→ AVAILABLE DATA:

* * * * *

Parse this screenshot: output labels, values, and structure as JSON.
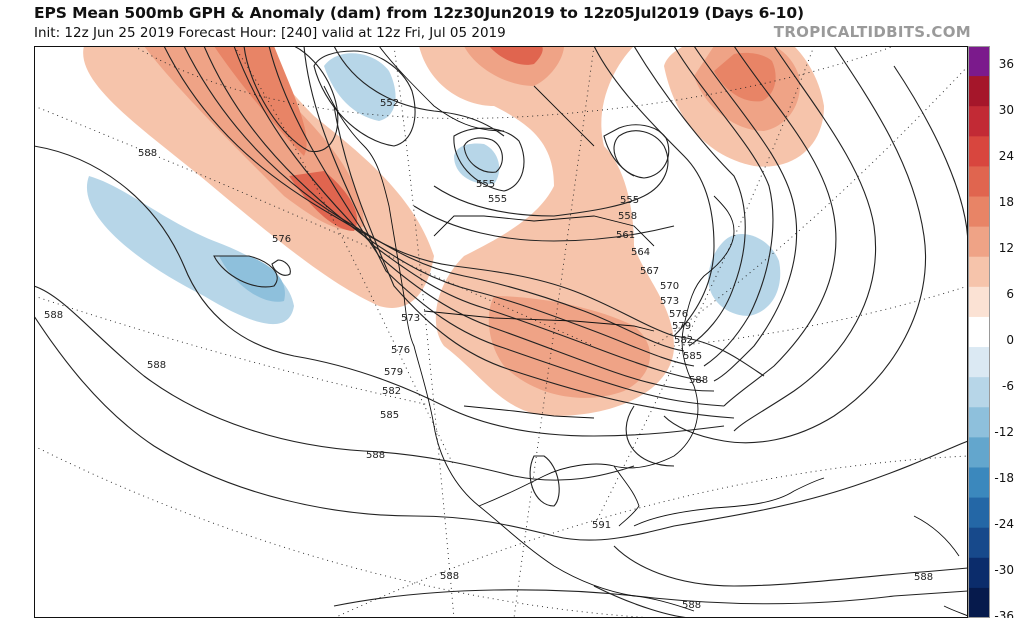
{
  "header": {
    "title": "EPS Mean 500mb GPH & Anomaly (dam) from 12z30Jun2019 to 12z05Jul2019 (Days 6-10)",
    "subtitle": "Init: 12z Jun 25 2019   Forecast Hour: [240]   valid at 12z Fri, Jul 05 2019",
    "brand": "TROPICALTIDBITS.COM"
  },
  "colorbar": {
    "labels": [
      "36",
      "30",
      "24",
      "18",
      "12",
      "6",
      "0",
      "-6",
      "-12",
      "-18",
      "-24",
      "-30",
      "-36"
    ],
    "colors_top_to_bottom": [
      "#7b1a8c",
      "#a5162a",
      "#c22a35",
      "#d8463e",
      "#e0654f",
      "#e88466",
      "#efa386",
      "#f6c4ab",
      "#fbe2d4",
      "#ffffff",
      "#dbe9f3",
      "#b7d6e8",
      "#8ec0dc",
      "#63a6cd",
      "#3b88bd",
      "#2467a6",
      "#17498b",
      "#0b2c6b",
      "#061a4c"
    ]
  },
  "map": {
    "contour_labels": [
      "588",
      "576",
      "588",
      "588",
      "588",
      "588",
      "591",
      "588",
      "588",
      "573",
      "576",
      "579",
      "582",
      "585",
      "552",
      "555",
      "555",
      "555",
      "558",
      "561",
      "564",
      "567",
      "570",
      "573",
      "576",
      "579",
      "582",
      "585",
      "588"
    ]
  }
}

* * * * *

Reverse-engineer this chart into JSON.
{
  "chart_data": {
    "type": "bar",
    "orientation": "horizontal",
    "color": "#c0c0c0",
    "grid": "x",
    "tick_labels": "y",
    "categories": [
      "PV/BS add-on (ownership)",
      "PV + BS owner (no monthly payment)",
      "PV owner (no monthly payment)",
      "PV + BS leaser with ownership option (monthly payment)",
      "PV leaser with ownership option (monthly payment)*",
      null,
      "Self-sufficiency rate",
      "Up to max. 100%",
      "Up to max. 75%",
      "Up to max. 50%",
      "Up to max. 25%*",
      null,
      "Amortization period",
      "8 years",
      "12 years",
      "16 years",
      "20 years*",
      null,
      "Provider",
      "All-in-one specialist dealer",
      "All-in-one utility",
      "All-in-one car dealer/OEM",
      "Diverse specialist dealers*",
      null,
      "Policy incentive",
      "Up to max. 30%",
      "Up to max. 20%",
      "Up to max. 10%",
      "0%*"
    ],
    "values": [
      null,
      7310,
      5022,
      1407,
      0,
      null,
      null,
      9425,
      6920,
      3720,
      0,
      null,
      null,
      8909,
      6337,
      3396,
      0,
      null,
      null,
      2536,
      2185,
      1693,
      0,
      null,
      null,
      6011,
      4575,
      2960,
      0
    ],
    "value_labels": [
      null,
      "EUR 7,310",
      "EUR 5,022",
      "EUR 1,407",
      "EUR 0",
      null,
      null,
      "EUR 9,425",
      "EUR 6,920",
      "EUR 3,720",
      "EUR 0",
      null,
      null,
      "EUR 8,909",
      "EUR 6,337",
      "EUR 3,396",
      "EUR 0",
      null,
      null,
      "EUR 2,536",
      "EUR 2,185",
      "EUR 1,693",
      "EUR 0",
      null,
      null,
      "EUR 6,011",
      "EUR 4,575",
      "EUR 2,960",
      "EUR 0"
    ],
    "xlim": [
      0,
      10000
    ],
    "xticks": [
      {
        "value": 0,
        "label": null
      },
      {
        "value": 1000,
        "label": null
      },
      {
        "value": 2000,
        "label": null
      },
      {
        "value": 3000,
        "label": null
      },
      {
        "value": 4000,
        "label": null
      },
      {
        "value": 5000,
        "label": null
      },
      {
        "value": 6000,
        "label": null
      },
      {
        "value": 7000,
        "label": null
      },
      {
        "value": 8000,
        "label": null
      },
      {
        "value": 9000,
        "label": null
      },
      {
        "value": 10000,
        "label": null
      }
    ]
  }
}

* * * * *

→ REQUEST: Copy every line that includes the string "JSON" from the material above.

→ RESULT OF THE EXERCISE:
Parse this screenshot: output labels, values, and structure as JSON.
Reverse-engineer this chart into JSON.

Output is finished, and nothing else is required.